**Aim of the exercise**
Output every entry exactly, from the first line to the last.

**The data**

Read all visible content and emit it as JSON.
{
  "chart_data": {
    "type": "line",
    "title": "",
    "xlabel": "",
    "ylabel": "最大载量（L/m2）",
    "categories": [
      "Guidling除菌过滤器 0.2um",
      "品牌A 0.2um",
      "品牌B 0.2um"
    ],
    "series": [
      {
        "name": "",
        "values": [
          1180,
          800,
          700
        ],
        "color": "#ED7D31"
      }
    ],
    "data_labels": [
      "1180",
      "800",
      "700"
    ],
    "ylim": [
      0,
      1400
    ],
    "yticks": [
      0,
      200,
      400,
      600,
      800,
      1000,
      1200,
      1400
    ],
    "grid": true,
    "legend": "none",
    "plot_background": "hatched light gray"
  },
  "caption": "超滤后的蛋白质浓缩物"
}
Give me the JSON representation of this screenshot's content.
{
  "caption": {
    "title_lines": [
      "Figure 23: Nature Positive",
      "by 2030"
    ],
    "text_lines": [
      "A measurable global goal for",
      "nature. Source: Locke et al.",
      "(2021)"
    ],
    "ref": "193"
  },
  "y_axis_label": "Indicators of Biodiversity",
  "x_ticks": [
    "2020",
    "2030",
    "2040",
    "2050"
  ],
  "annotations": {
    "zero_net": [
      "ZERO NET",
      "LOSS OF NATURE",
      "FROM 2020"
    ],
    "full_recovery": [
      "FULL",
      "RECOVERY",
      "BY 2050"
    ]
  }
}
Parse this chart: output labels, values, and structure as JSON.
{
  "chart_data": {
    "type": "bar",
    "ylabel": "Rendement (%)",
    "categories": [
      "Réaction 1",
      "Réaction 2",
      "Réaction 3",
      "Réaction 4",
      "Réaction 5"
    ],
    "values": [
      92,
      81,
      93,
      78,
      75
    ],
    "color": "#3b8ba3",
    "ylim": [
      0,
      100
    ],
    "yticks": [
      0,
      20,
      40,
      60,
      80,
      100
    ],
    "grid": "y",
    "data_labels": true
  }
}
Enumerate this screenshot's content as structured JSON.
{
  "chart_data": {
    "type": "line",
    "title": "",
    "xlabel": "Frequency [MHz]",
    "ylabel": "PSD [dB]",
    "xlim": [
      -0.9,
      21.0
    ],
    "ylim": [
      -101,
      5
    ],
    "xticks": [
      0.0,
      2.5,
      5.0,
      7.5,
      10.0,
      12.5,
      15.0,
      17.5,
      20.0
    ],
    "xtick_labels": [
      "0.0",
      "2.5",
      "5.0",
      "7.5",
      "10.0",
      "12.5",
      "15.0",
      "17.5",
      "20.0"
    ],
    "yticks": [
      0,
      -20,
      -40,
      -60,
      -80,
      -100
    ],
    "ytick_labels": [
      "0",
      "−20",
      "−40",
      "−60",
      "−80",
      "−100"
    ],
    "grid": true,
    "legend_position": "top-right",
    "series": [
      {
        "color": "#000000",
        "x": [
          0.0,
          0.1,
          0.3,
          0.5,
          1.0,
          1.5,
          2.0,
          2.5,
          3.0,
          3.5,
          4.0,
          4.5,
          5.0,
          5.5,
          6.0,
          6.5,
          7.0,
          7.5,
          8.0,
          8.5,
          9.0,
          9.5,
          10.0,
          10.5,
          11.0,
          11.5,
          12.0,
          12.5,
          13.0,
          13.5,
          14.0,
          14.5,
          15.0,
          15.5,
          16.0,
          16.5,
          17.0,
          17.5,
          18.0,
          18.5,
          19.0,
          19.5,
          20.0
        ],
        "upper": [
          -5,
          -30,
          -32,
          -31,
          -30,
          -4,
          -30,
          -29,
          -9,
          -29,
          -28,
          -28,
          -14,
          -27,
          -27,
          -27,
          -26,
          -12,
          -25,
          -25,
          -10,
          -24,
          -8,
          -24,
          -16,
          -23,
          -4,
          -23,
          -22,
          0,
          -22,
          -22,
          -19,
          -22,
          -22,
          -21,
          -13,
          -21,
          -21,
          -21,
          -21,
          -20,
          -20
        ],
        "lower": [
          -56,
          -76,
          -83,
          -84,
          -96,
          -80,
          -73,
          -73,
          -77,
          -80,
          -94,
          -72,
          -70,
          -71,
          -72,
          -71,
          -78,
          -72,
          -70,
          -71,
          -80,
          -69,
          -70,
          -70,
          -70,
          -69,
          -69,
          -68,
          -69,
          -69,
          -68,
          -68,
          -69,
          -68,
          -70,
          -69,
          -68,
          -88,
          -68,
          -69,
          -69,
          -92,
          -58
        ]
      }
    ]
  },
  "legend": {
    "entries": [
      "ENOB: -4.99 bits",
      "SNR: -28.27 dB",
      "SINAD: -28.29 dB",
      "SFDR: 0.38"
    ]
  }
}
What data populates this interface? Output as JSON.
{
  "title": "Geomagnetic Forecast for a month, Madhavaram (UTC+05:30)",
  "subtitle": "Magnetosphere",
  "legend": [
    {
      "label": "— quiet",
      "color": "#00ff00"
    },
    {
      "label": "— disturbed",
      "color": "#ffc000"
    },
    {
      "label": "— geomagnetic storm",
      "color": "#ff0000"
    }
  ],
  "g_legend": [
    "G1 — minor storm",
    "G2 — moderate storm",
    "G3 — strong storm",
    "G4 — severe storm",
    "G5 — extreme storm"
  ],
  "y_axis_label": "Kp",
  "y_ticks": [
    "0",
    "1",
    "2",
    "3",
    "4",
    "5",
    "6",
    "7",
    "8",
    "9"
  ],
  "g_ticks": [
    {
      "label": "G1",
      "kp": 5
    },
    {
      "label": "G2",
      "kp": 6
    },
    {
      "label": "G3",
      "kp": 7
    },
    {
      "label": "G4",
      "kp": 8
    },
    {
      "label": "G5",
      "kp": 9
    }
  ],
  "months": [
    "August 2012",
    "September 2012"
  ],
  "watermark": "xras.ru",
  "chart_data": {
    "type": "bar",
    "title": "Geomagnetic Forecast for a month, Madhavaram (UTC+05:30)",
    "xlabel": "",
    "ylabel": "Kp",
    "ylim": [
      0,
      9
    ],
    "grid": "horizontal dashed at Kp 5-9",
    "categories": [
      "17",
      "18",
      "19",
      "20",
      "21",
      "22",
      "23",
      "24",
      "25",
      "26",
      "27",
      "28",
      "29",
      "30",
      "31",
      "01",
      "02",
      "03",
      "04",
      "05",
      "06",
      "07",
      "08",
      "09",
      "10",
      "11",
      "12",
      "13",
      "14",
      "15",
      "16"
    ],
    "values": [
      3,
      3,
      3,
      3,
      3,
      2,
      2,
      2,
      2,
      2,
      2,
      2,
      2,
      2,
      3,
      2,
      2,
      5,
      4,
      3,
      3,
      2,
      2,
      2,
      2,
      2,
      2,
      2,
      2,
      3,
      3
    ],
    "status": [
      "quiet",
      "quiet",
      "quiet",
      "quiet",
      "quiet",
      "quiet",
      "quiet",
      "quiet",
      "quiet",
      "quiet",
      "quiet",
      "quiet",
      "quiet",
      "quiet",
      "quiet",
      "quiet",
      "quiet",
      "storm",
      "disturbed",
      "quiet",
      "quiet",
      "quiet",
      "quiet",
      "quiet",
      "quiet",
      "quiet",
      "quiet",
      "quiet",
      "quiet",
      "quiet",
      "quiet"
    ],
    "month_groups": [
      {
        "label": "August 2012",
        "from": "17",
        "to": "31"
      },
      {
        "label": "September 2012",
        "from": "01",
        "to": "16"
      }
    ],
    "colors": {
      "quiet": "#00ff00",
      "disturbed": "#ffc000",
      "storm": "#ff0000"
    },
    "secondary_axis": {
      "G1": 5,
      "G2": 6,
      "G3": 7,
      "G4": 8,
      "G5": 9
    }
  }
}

**Answer to the task**
Read all visible content and emit it as JSON.
{
  "chart_data": {
    "type": "line",
    "title": "",
    "xlabel": "",
    "ylabel": "最大载量（L/m2）",
    "categories": [
      "Guidling除菌过滤器 0.2um",
      "品牌A 0.2um",
      "品牌B 0.2um"
    ],
    "series": [
      {
        "name": "",
        "values": [
          1180,
          800,
          700
        ],
        "color": "#ED7D31"
      }
    ],
    "data_labels": [
      "1180",
      "800",
      "700"
    ],
    "ylim": [
      0,
      1400
    ],
    "yticks": [
      0,
      200,
      400,
      600,
      800,
      1000,
      1200,
      1400
    ],
    "grid": true,
    "legend": "none",
    "plot_background": "hatched light gray"
  },
  "caption": "超滤后的蛋白质浓缩物"
}
Give me the JSON representation of this screenshot's content.
{
  "caption": {
    "title_lines": [
      "Figure 23: Nature Positive",
      "by 2030"
    ],
    "text_lines": [
      "A measurable global goal for",
      "nature. Source: Locke et al.",
      "(2021)"
    ],
    "ref": "193"
  },
  "y_axis_label": "Indicators of Biodiversity",
  "x_ticks": [
    "2020",
    "2030",
    "2040",
    "2050"
  ],
  "annotations": {
    "zero_net": [
      "ZERO NET",
      "LOSS OF NATURE",
      "FROM 2020"
    ],
    "full_recovery": [
      "FULL",
      "RECOVERY",
      "BY 2050"
    ]
  }
}
Parse this chart: output labels, values, and structure as JSON.
{
  "chart_data": {
    "type": "bar",
    "ylabel": "Rendement (%)",
    "categories": [
      "Réaction 1",
      "Réaction 2",
      "Réaction 3",
      "Réaction 4",
      "Réaction 5"
    ],
    "values": [
      92,
      81,
      93,
      78,
      75
    ],
    "color": "#3b8ba3",
    "ylim": [
      0,
      100
    ],
    "yticks": [
      0,
      20,
      40,
      60,
      80,
      100
    ],
    "grid": "y",
    "data_labels": true
  }
}
Enumerate this screenshot's content as structured JSON.
{
  "chart_data": {
    "type": "line",
    "title": "",
    "xlabel": "Frequency [MHz]",
    "ylabel": "PSD [dB]",
    "xlim": [
      -0.9,
      21.0
    ],
    "ylim": [
      -101,
      5
    ],
    "xticks": [
      0.0,
      2.5,
      5.0,
      7.5,
      10.0,
      12.5,
      15.0,
      17.5,
      20.0
    ],
    "xtick_labels": [
      "0.0",
      "2.5",
      "5.0",
      "7.5",
      "10.0",
      "12.5",
      "15.0",
      "17.5",
      "20.0"
    ],
    "yticks": [
      0,
      -20,
      -40,
      -60,
      -80,
      -100
    ],
    "ytick_labels": [
      "0",
      "−20",
      "−40",
      "−60",
      "−80",
      "−100"
    ],
    "grid": true,
    "legend_position": "top-right",
    "series": [
      {
        "color": "#000000",
        "x": [
          0.0,
          0.1,
          0.3,
          0.5,
          1.0,
          1.5,
          2.0,
          2.5,
          3.0,
          3.5,
          4.0,
          4.5,
          5.0,
          5.5,
          6.0,
          6.5,
          7.0,
          7.5,
          8.0,
          8.5,
          9.0,
          9.5,
          10.0,
          10.5,
          11.0,
          11.5,
          12.0,
          12.5,
          13.0,
          13.5,
          14.0,
          14.5,
          15.0,
          15.5,
          16.0,
          16.5,
          17.0,
          17.5,
          18.0,
          18.5,
          19.0,
          19.5,
          20.0
        ],
        "upper": [
          -5,
          -30,
          -32,
          -31,
          -30,
          -4,
          -30,
          -29,
          -9,
          -29,
          -28,
          -28,
          -14,
          -27,
          -27,
          -27,
          -26,
          -12,
          -25,
          -25,
          -10,
          -24,
          -8,
          -24,
          -16,
          -23,
          -4,
          -23,
          -22,
          0,
          -22,
          -22,
          -19,
          -22,
          -22,
          -21,
          -13,
          -21,
          -21,
          -21,
          -21,
          -20,
          -20
        ],
        "lower": [
          -56,
          -76,
          -83,
          -84,
          -96,
          -80,
          -73,
          -73,
          -77,
          -80,
          -94,
          -72,
          -70,
          -71,
          -72,
          -71,
          -78,
          -72,
          -70,
          -71,
          -80,
          -69,
          -70,
          -70,
          -70,
          -69,
          -69,
          -68,
          -69,
          -69,
          -68,
          -68,
          -69,
          -68,
          -70,
          -69,
          -68,
          -88,
          -68,
          -69,
          -69,
          -92,
          -58
        ]
      }
    ]
  },
  "legend": {
    "entries": [
      "ENOB: -4.99 bits",
      "SNR: -28.27 dB",
      "SINAD: -28.29 dB",
      "SFDR: 0.38"
    ]
  }
}
What data populates this interface? Output as JSON.
{
  "title": "Geomagnetic Forecast for a month, Madhavaram (UTC+05:30)",
  "subtitle": "Magnetosphere",
  "legend": [
    {
      "label": "— quiet",
      "color": "#00ff00"
    },
    {
      "label": "— disturbed",
      "color": "#ffc000"
    },
    {
      "label": "— geomagnetic storm",
      "color": "#ff0000"
    }
  ],
  "g_legend": [
    "G1 — minor storm",
    "G2 — moderate storm",
    "G3 — strong storm",
    "G4 — severe storm",
    "G5 — extreme storm"
  ],
  "y_axis_label": "Kp",
  "y_ticks": [
    "0",
    "1",
    "2",
    "3",
    "4",
    "5",
    "6",
    "7",
    "8",
    "9"
  ],
  "g_ticks": [
    {
      "label": "G1",
      "kp": 5
    },
    {
      "label": "G2",
      "kp": 6
    },
    {
      "label": "G3",
      "kp": 7
    },
    {
      "label": "G4",
      "kp": 8
    },
    {
      "label": "G5",
      "kp": 9
    }
  ],
  "months": [
    "August 2012",
    "September 2012"
  ],
  "watermark": "xras.ru",
  "chart_data": {
    "type": "bar",
    "title": "Geomagnetic Forecast for a month, Madhavaram (UTC+05:30)",
    "xlabel": "",
    "ylabel": "Kp",
    "ylim": [
      0,
      9
    ],
    "grid": "horizontal dashed at Kp 5-9",
    "categories": [
      "17",
      "18",
      "19",
      "20",
      "21",
      "22",
      "23",
      "24",
      "25",
      "26",
      "27",
      "28",
      "29",
      "30",
      "31",
      "01",
      "02",
      "03",
      "04",
      "05",
      "06",
      "07",
      "08",
      "09",
      "10",
      "11",
      "12",
      "13",
      "14",
      "15",
      "16"
    ],
    "values": [
      3,
      3,
      3,
      3,
      3,
      2,
      2,
      2,
      2,
      2,
      2,
      2,
      2,
      2,
      3,
      2,
      2,
      5,
      4,
      3,
      3,
      2,
      2,
      2,
      2,
      2,
      2,
      2,
      2,
      3,
      3
    ],
    "status": [
      "quiet",
      "quiet",
      "quiet",
      "quiet",
      "quiet",
      "quiet",
      "quiet",
      "quiet",
      "quiet",
      "quiet",
      "quiet",
      "quiet",
      "quiet",
      "quiet",
      "quiet",
      "quiet",
      "quiet",
      "storm",
      "disturbed",
      "quiet",
      "quiet",
      "quiet",
      "quiet",
      "quiet",
      "quiet",
      "quiet",
      "quiet",
      "quiet",
      "quiet",
      "quiet",
      "quiet"
    ],
    "month_groups": [
      {
        "label": "August 2012",
        "from": "17",
        "to": "31"
      },
      {
        "label": "September 2012",
        "from": "01",
        "to": "16"
      }
    ],
    "colors": {
      "quiet": "#00ff00",
      "disturbed": "#ffc000",
      "storm": "#ff0000"
    },
    "secondary_axis": {
      "G1": 5,
      "G2": 6,
      "G3": 7,
      "G4": 8,
      "G5": 9
    }
  }
}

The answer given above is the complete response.